Set exercise 1:
According to the film review below, why did the term "blood diamonds" come about? Answer in one to three sentences.

Page excerpt:
— start —

By Kenneth Turan, Times Staff Writer
An ambitious film that can be viewed as either half empty or half full, "Blood Diamond" attempts something difficult and problematic. It can be pulled apart or appreciated, depending on your mood, but it should be recognized that movies like this have become as rare and potentially valuable as the stone that sets its plot in motion.
Starring Leonardo DiCaprio, Jennifer Connelly and a powerful Djimon Hounsou, and set amid the surreal chaos of an Africa in perpetual armed conflict, "Blood Diamond" attempts to be an action thriller with serious political overtones, to be as much position paper as "Zulu Dawn."
ADVERTISEMENT
Directed by Edward Zwick, who believes that "political awareness can be raised as much by entertainment as by rhetoric," "Blood Diamond" attempts to marry the budget and the stars of major league Hollywood with a serious message about difficult un-Hollywood subjects like child soldiers, contraband diamonds and amputations as a tool of war. It is an awkward fit at times, but the attempt is more successful than might be imagined.
It's a mark of the trickiness of the intertwined subjects of diamonds and the 1990s civil war in Sierra Leone that Charles Leavitt's script tackles that "Blood Diamond" has gotten pre-release criticism from all sides of the political spectrum.
De Beers, the international diamond concern, has taken expensive pains to distance itself from the film's scenario and its fictitious cartel Van Der Kaap. The trade arm of the government of South Africa, where the film was in part shot, has a stern on-screen disclaimer insisting it "does not accept any liability for the content and does not necessarily support such content." And the makers of "The Empire in Africa," a new documentary, claim Zwick and company have unnecessarily demonized the rebels who fought for control of the country.
Blood diamonds, sometimes known as conflict stones, were so named in the 1990s by advocacy groups wanting to call attention to the fact that diamonds were being smuggled out of countries at war specifically to buy more arms and kill more people. This situation, the film emphasizes, "created millions of refugees who've never seen a diamond."
One of those folks is Solomon Vandy (Hounsou), a humble Sierra Leone fisherman who wants his son Dia (Kagiso Kuypers) to be a doctor when he grows up. Those plans are put on hold when the country's rebels attack and destroy Vandy's village, turning his family into refugees and landing Solomon in a rebel-run diamond mine overseen by the appropriately named Captain Poison (David Harewood).
One day Vandy comes upon an enormous pinkish stone, as big as a bird's egg. He manages to hide it before he is captured by government forces and ends up in a prison where his discovery comes to the attention of fellow detainee Danny Archer (DiCaprio). An amoral gunrunner and former mercenary from Zimbabwe, which he insists on calling by its old name of Rhodesia, Danny, like Poison and Vandy himself, wants the stone for its power to change lives.
The only character in the film who doesn't want the diamond is Maddy Bowen (Connelly), an action junkie photojournalist who instead wants Archer's help exposing the ins and outs of the conflict diamond business. She and the soldier of fortune begin one of those flinty and flirtatious movie relationships that is part antagonism, part attraction, all star power.
Given that so many want to lay hands on that stone, "Blood Diamond" contains a considerable amount of plot, smoothly and professionally moved along by director Zwick, who also handles the film's numerous action scenes with a confident touch.

— end —

Set exercise 2:
Copy out lines of the listing below, starting at the line that contains "FancyBboxPatch shape [426,45,604,70]" and ending after the final line of the listing.

(Element position data)
— start —

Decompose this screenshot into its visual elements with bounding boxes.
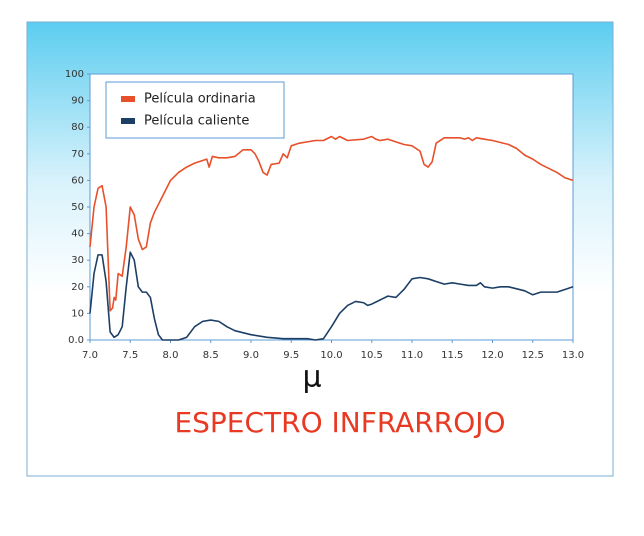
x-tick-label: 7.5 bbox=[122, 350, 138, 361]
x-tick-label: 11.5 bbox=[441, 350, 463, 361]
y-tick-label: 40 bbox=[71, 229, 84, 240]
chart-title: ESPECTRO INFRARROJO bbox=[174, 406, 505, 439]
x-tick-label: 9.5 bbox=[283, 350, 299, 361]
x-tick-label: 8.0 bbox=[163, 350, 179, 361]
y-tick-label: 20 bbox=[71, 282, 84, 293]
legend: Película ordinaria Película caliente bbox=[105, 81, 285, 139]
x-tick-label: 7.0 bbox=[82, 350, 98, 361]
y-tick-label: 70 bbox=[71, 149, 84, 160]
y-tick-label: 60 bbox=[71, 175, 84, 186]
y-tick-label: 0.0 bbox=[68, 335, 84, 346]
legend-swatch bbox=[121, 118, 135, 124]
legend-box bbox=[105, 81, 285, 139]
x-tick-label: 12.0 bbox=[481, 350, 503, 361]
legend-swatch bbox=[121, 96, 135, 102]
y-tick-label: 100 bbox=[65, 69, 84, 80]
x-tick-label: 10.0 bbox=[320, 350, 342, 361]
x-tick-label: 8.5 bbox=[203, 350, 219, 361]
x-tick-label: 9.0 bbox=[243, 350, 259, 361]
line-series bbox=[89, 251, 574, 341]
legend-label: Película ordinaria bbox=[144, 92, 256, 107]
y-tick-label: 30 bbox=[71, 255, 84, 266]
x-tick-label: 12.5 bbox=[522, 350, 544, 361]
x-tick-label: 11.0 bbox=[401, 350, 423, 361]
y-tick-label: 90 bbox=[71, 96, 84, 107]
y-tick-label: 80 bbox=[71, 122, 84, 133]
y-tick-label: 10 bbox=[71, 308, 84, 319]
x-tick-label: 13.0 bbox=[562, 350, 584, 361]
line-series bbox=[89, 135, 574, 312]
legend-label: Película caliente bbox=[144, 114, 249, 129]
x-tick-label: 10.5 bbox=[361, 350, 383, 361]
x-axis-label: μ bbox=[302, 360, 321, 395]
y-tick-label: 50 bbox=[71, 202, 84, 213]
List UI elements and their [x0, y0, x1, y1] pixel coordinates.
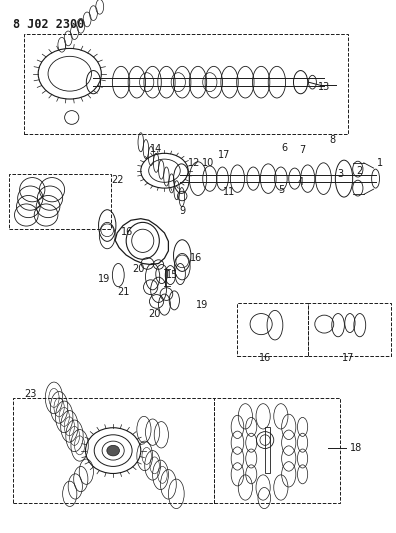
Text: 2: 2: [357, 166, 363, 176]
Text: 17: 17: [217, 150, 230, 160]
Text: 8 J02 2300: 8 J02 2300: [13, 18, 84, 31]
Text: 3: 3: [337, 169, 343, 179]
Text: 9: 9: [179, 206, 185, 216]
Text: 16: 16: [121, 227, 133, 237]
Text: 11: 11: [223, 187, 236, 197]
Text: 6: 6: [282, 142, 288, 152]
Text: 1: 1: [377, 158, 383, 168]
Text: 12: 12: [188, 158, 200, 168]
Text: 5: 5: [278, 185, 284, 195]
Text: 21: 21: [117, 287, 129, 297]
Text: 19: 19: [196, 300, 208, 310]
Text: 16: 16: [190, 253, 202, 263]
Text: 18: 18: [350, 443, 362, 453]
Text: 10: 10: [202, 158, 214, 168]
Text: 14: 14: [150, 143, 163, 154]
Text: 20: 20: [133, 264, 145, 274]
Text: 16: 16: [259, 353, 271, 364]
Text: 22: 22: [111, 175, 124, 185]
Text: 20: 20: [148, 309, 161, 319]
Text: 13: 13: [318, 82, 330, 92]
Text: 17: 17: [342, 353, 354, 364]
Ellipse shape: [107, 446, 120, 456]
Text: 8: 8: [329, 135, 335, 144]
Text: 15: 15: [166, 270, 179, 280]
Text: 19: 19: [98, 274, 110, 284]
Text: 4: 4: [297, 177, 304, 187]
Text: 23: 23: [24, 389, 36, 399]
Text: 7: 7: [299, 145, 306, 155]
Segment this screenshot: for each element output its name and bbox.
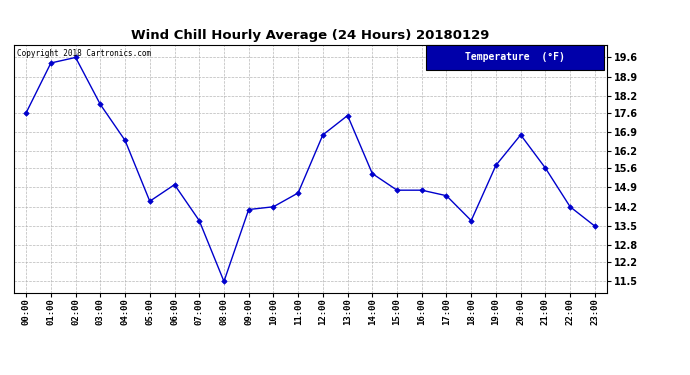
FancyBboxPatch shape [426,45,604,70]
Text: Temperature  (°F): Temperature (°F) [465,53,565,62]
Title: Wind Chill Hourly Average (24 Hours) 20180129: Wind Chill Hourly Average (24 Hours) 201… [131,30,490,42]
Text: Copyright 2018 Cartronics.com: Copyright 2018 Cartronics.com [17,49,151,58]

— end —

Worked answer 1:
Advocacy groups in the 1990s named them that to call attention to diamonds being smuggled out of countries at war specifically to buy more arms and kill more people.

Worked answer 2:
FancyBboxPatch shape [426,45,604,70]
Text: Temperature  (°F): Temperature (°F) [465,53,565,62]
Title: Wind Chill Hourly Average (24 Hours) 20180129: Wind Chill Hourly Average (24 Hours) 201… [131,30,490,42]
Text: Copyright 2018 Cartronics.com: Copyright 2018 Cartronics.com [17,49,151,58]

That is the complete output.